(Layout element entries)
---

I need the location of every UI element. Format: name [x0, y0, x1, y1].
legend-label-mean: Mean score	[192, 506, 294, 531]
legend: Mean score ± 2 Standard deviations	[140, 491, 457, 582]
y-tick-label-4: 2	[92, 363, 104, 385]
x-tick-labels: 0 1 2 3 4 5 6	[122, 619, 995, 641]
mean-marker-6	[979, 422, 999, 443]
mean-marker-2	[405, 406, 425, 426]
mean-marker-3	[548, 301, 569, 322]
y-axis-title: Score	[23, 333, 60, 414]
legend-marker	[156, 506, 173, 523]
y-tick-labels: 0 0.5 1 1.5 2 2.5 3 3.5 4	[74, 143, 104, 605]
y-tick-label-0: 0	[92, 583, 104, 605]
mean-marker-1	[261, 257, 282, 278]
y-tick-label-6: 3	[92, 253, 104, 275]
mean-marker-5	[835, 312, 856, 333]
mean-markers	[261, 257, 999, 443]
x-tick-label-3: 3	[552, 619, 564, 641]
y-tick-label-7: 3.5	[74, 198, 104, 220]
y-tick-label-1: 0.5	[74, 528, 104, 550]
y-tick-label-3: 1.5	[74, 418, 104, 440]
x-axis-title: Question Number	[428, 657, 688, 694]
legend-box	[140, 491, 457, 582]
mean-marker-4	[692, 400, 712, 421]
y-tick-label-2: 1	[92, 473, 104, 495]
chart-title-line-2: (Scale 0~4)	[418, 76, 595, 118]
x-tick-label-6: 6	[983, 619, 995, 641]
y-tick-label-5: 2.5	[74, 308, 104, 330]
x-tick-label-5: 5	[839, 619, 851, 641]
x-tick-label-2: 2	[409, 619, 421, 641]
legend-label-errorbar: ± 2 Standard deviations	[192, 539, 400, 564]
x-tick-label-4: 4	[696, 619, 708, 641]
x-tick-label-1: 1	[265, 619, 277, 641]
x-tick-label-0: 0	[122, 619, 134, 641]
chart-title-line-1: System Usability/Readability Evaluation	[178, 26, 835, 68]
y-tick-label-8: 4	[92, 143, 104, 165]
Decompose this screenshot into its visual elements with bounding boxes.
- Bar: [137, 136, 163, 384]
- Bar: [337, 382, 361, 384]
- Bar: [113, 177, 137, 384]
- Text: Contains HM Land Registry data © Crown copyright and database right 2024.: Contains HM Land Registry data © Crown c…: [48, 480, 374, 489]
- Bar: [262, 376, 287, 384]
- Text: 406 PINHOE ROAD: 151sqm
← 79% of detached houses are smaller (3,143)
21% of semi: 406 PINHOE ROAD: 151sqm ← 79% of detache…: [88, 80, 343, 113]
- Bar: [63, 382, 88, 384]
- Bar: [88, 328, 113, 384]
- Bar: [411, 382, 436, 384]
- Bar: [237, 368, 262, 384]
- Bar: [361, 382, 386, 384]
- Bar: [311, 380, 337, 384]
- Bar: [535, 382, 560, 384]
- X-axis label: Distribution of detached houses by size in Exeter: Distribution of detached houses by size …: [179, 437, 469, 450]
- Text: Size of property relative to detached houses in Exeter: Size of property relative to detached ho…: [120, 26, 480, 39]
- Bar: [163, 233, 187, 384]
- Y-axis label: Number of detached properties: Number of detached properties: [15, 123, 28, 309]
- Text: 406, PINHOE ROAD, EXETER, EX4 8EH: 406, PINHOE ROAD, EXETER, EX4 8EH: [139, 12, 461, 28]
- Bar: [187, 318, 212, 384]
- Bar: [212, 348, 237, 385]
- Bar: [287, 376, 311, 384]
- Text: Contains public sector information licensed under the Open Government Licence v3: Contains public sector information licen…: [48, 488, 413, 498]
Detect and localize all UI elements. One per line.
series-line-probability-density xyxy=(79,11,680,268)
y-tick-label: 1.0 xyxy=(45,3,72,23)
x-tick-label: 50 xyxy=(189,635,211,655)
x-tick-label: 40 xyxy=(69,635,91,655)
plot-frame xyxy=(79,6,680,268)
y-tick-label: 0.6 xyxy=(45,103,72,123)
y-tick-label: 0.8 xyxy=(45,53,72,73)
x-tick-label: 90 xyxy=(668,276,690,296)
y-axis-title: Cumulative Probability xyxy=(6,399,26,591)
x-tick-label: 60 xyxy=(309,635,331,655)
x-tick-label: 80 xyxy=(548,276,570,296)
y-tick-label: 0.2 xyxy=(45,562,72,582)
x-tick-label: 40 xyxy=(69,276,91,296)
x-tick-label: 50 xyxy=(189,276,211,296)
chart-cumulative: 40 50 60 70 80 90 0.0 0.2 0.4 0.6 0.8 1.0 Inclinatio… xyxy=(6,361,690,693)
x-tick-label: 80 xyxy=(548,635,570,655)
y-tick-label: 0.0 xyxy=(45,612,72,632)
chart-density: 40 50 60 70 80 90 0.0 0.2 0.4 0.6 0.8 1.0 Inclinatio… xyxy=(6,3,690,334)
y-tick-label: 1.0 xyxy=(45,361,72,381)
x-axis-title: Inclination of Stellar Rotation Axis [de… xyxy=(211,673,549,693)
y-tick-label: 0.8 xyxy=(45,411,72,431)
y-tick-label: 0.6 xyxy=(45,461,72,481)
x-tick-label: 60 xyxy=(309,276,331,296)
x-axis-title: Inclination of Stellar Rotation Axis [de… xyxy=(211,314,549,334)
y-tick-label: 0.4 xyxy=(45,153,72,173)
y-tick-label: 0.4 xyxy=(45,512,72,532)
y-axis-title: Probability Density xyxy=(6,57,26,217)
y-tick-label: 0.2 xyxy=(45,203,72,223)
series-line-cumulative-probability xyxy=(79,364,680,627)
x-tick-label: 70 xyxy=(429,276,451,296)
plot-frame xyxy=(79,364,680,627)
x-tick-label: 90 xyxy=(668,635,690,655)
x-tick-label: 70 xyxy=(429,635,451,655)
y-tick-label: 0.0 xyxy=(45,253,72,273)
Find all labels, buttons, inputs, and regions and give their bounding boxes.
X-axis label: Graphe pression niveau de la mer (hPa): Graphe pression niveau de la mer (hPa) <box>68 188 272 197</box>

---

#### Exercise requirements
Copy the stretch of the records from their start through the line containing "312, 856, 333]" verbatim, including that line.

#### Task answer
I need the location of every UI element. Format: name [x0, y0, x1, y1].
legend-label-mean: Mean score	[192, 506, 294, 531]
legend: Mean score ± 2 Standard deviations	[140, 491, 457, 582]
y-tick-label-4: 2	[92, 363, 104, 385]
x-tick-labels: 0 1 2 3 4 5 6	[122, 619, 995, 641]
mean-marker-6	[979, 422, 999, 443]
mean-marker-2	[405, 406, 425, 426]
mean-marker-3	[548, 301, 569, 322]
y-axis-title: Score	[23, 333, 60, 414]
legend-marker	[156, 506, 173, 523]
y-tick-labels: 0 0.5 1 1.5 2 2.5 3 3.5 4	[74, 143, 104, 605]
y-tick-label-0: 0	[92, 583, 104, 605]
mean-marker-1	[261, 257, 282, 278]
y-tick-label-6: 3	[92, 253, 104, 275]
mean-marker-5	[835, 312, 856, 333]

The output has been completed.